_Requirements_.
Gather up the lines that contain "label".

Stored entries
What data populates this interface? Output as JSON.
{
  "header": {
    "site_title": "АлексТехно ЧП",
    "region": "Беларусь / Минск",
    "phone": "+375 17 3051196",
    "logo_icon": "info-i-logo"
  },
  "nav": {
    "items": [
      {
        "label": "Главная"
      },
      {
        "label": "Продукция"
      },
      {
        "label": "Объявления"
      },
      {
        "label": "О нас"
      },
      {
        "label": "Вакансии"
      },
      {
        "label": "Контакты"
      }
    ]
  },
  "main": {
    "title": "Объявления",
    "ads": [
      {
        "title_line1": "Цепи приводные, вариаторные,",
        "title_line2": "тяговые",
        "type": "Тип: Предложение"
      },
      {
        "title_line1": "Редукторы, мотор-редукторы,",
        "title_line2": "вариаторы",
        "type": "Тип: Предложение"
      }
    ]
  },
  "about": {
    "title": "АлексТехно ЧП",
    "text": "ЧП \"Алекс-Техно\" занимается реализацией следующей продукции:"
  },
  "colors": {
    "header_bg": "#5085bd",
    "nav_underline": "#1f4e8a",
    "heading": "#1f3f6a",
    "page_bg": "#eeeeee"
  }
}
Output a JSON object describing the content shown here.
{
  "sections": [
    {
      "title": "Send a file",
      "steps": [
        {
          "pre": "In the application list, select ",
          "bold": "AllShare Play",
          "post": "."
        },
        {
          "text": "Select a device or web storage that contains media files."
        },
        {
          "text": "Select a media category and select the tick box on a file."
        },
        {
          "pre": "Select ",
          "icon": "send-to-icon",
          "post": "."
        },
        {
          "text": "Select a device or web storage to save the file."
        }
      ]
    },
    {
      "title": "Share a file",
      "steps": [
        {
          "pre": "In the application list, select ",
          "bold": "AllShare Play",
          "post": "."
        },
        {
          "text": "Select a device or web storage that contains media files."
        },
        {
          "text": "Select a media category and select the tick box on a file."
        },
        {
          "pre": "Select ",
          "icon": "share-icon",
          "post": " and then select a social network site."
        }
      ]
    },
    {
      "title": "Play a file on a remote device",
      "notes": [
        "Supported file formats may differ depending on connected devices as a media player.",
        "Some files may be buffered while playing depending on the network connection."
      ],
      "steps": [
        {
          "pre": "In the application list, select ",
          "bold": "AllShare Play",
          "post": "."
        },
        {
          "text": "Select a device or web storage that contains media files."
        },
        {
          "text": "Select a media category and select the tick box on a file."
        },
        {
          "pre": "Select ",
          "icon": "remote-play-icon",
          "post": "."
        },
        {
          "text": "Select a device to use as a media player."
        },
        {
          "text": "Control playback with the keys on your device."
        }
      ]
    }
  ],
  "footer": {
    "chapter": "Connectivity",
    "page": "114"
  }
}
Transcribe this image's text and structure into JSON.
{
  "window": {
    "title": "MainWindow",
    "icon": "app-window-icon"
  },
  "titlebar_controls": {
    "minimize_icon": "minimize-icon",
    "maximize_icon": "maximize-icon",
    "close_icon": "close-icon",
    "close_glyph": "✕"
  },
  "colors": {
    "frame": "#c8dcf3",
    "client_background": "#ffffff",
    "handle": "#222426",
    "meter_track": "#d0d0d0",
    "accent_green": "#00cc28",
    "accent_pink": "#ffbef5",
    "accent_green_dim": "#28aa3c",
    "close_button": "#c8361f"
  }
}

_Reply_.
        "label": "Главная"
        "label": "Продукция"
        "label": "Объявления"
        "label": "О нас"
        "label": "Вакансии"
        "label": "Контакты"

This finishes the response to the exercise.